TASK PROMPT →
Copy all of the material word for word, except for the pictures.

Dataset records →
● ● ● ● ● ● ●

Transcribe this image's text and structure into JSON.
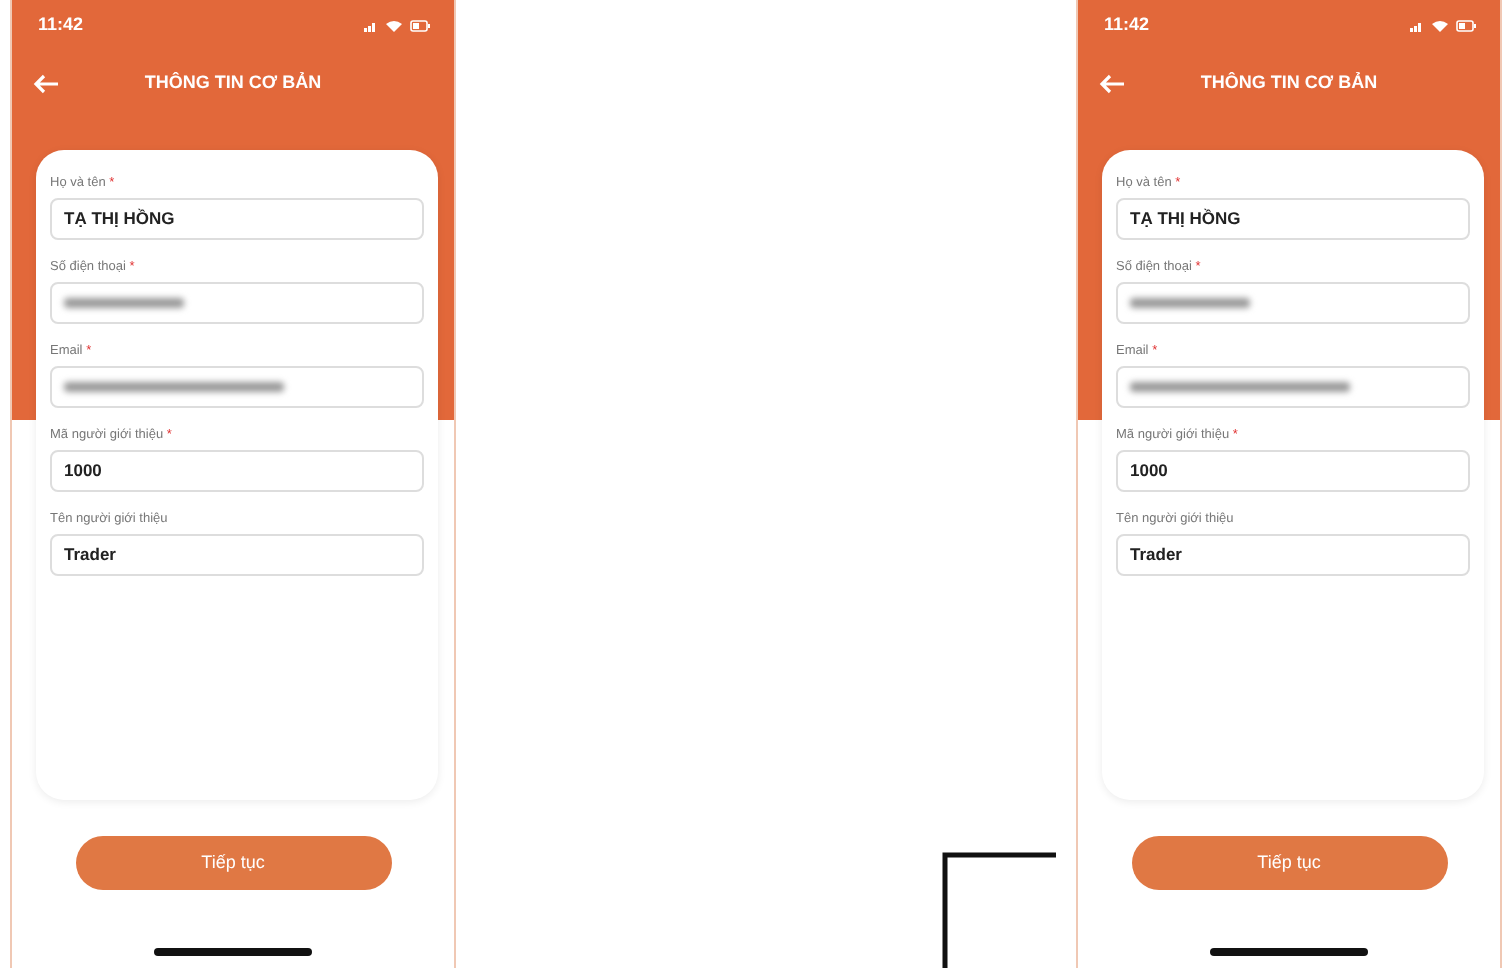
{
  "screens": [
    {
      "status_time": "11:42",
      "title": "THÔNG TIN CƠ BẢN",
      "fields": [
        {
          "label": "Họ và tên",
          "required_mark": "*",
          "value": "TẠ THỊ HỒNG",
          "redacted": false
        },
        {
          "label": "Số điện thoại",
          "required_mark": "*",
          "redacted": true
        },
        {
          "label": "Email",
          "required_mark": "*",
          "redacted": true
        },
        {
          "label": "Mã người giới thiệu",
          "required_mark": "*",
          "value": "1000",
          "redacted": false
        },
        {
          "label": "Tên người giới thiệu",
          "value": "Trader",
          "redacted": false
        }
      ],
      "button": "Tiếp tục"
    },
    {
      "status_time": "11:42",
      "title": "THÔNG TIN CƠ BẢN",
      "fields": [
        {
          "label": "Họ và tên",
          "required_mark": "*",
          "value": "TẠ THỊ HỒNG",
          "redacted": false
        },
        {
          "label": "Số điện thoại",
          "required_mark": "*",
          "redacted": true
        },
        {
          "label": "Email",
          "required_mark": "*",
          "redacted": true
        },
        {
          "label": "Mã người giới thiệu",
          "required_mark": "*",
          "value": "1000",
          "redacted": false
        },
        {
          "label": "Tên người giới thiệu",
          "value": "Trader",
          "redacted": false
        }
      ],
      "button": "Tiếp tục"
    }
  ]
}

● ● ● ● ● ● ●

SOLUTION TO THE EXERCISE →
Transcribe this image's text and structure into JSON.
{
  "screens": [
    {
      "status_time": "11:42",
      "title": "THÔNG TIN CƠ BẢN",
      "fields": [
        {
          "label": "Họ và tên",
          "required_mark": "*",
          "value": "TẠ THỊ HỒNG",
          "redacted": false
        },
        {
          "label": "Số điện thoại",
          "required_mark": "*",
          "redacted": true
        },
        {
          "label": "Email",
          "required_mark": "*",
          "redacted": true
        },
        {
          "label": "Mã người giới thiệu",
          "required_mark": "*",
          "value": "1000",
          "redacted": false
        },
        {
          "label": "Tên người giới thiệu",
          "value": "Trader",
          "redacted": false
        }
      ],
      "button": "Tiếp tục"
    },
    {
      "status_time": "11:42",
      "title": "THÔNG TIN CƠ BẢN",
      "fields": [
        {
          "label": "Họ và tên",
          "required_mark": "*",
          "value": "TẠ THỊ HỒNG",
          "redacted": false
        },
        {
          "label": "Số điện thoại",
          "required_mark": "*",
          "redacted": true
        },
        {
          "label": "Email",
          "required_mark": "*",
          "redacted": true
        },
        {
          "label": "Mã người giới thiệu",
          "required_mark": "*",
          "value": "1000",
          "redacted": false
        },
        {
          "label": "Tên người giới thiệu",
          "value": "Trader",
          "redacted": false
        }
      ],
      "button": "Tiếp tục"
    }
  ]
}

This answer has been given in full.